Structured figure records
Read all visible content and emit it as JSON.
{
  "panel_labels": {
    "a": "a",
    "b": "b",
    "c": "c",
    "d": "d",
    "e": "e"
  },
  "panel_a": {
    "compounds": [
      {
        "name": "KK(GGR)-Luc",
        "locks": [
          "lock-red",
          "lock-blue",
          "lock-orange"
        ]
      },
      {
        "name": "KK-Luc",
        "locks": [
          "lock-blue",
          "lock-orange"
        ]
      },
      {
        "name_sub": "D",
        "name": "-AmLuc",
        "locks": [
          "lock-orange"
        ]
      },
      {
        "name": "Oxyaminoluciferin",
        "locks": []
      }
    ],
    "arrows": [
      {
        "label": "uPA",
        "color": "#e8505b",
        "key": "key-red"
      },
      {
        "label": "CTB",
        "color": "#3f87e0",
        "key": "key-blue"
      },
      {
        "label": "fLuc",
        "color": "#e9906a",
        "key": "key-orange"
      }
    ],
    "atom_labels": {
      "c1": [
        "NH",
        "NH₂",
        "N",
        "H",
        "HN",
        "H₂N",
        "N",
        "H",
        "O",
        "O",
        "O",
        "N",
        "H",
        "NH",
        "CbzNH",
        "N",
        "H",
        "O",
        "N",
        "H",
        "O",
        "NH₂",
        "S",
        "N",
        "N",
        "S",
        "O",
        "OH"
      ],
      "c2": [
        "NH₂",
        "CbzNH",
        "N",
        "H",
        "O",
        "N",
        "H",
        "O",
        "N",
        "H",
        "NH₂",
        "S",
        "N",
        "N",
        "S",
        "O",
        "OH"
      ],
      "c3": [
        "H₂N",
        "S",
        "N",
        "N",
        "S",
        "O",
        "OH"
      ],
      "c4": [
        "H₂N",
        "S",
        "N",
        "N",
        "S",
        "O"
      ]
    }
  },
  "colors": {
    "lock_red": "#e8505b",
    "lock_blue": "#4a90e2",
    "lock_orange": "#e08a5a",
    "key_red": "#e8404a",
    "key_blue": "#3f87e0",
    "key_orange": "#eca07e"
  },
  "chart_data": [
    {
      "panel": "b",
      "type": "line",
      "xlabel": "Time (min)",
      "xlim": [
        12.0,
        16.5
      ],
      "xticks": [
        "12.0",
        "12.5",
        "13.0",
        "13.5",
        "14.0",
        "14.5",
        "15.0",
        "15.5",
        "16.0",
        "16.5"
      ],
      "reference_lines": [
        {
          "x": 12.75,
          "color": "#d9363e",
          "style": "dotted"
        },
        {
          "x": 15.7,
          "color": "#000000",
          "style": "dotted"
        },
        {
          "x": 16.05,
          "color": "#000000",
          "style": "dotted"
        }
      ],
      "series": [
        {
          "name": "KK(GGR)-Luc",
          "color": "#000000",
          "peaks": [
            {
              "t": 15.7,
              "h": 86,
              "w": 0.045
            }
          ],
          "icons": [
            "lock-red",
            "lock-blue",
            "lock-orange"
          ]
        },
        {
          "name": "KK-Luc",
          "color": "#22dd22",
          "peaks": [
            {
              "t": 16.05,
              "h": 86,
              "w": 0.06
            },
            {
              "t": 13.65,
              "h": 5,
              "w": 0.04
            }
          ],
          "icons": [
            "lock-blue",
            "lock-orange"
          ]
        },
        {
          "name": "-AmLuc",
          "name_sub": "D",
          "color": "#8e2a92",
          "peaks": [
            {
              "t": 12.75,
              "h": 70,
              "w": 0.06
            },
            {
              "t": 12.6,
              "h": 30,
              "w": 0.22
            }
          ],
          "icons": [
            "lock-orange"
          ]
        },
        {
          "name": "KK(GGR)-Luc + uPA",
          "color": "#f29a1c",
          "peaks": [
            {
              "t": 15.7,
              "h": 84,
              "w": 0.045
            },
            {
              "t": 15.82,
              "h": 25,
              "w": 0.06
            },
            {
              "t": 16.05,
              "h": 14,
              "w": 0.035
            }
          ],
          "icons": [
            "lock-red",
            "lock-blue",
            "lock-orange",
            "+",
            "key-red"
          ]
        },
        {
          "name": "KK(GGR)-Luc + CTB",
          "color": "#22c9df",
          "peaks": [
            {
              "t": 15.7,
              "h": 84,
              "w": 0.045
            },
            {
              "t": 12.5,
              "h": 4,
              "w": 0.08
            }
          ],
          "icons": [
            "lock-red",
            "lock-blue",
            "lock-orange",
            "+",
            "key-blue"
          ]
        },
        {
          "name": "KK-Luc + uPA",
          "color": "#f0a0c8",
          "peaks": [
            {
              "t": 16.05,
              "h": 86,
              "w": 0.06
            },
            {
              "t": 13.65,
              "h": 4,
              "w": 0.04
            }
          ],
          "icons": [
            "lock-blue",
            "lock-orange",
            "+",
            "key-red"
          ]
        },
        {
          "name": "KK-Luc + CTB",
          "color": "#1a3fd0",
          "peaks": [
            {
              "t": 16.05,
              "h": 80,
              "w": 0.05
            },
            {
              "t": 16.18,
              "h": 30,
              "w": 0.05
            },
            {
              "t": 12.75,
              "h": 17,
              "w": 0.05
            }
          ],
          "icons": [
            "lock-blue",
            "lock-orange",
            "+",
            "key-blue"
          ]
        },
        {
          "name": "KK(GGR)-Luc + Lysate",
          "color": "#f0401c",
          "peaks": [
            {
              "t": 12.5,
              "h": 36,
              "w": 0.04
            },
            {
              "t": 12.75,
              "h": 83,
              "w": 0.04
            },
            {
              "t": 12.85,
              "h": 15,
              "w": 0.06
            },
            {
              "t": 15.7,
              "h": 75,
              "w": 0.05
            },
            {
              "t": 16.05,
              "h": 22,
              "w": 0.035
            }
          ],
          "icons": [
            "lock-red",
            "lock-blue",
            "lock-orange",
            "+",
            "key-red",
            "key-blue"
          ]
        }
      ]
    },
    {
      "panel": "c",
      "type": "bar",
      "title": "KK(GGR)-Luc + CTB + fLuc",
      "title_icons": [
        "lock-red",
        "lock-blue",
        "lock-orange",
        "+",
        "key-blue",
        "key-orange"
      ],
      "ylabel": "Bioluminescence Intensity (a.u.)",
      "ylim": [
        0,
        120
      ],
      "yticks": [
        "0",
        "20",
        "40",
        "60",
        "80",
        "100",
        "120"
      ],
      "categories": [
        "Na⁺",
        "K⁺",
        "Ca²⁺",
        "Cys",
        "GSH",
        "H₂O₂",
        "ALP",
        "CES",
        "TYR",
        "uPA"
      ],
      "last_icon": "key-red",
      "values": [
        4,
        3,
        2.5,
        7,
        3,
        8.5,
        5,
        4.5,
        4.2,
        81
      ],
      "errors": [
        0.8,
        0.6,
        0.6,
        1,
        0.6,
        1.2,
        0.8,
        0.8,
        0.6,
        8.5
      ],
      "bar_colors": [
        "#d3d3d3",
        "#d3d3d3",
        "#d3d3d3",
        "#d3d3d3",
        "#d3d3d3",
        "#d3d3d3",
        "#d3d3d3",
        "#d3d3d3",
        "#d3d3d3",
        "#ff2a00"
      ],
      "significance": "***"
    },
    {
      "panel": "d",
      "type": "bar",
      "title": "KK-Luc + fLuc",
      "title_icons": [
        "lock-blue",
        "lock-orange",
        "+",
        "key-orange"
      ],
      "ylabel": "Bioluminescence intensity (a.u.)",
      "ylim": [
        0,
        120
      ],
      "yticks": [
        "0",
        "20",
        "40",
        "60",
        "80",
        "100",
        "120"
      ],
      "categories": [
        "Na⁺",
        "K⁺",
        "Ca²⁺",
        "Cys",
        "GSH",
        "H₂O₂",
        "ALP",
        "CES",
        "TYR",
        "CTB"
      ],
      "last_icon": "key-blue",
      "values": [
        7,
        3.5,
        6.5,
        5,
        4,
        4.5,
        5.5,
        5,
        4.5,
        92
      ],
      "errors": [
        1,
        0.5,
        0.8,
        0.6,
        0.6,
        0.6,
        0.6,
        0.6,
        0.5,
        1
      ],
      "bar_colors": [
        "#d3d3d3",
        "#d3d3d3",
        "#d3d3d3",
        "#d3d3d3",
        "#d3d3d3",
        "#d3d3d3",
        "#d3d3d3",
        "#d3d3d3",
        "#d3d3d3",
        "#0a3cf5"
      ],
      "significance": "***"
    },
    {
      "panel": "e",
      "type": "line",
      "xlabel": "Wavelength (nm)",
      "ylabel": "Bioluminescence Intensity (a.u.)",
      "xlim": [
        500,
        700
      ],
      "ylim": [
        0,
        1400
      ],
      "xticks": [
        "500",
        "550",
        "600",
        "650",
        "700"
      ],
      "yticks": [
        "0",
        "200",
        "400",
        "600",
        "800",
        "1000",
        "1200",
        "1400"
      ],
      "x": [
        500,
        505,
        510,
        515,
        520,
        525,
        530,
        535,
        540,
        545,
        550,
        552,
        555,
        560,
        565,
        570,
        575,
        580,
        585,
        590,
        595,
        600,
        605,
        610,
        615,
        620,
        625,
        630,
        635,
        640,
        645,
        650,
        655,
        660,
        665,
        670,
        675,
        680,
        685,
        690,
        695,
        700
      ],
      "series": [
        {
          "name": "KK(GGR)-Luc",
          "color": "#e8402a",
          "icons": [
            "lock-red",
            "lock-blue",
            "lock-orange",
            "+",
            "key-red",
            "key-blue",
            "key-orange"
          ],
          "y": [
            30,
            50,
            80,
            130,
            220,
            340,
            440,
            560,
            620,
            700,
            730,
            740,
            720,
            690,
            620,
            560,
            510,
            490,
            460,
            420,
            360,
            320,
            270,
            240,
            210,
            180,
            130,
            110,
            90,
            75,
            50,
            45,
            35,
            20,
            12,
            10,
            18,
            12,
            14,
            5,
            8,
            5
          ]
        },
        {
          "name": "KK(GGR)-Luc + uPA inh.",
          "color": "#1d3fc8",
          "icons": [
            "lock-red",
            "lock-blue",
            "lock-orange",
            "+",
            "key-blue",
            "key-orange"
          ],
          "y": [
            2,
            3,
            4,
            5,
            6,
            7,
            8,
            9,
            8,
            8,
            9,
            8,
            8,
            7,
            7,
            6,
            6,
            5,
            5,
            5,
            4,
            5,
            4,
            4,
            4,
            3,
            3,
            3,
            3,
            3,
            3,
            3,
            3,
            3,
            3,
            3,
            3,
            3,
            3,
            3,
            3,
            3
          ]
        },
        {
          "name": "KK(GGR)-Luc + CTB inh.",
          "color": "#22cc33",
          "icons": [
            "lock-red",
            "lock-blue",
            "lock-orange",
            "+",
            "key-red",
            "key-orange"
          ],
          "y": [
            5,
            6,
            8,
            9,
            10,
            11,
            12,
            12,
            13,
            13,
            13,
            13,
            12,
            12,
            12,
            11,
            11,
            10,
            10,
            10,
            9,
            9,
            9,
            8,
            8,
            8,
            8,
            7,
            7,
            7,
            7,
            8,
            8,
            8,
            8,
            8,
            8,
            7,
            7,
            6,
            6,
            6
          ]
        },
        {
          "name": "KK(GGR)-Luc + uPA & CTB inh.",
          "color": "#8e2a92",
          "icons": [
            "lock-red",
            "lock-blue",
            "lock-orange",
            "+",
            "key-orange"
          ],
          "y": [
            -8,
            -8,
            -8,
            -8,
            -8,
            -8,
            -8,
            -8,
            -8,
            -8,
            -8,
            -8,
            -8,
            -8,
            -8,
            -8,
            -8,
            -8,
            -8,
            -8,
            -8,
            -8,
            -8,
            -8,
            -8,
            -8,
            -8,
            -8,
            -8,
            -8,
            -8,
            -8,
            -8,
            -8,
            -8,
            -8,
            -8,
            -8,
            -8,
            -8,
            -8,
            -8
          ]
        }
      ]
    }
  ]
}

▸ **Objective**: Copy out every line that includes the word "fLuc".

▸ **The answer**:
        "label": "fLuc",
      "title": "KK(GGR)-Luc + CTB + fLuc",
      "title": "KK-Luc + fLuc",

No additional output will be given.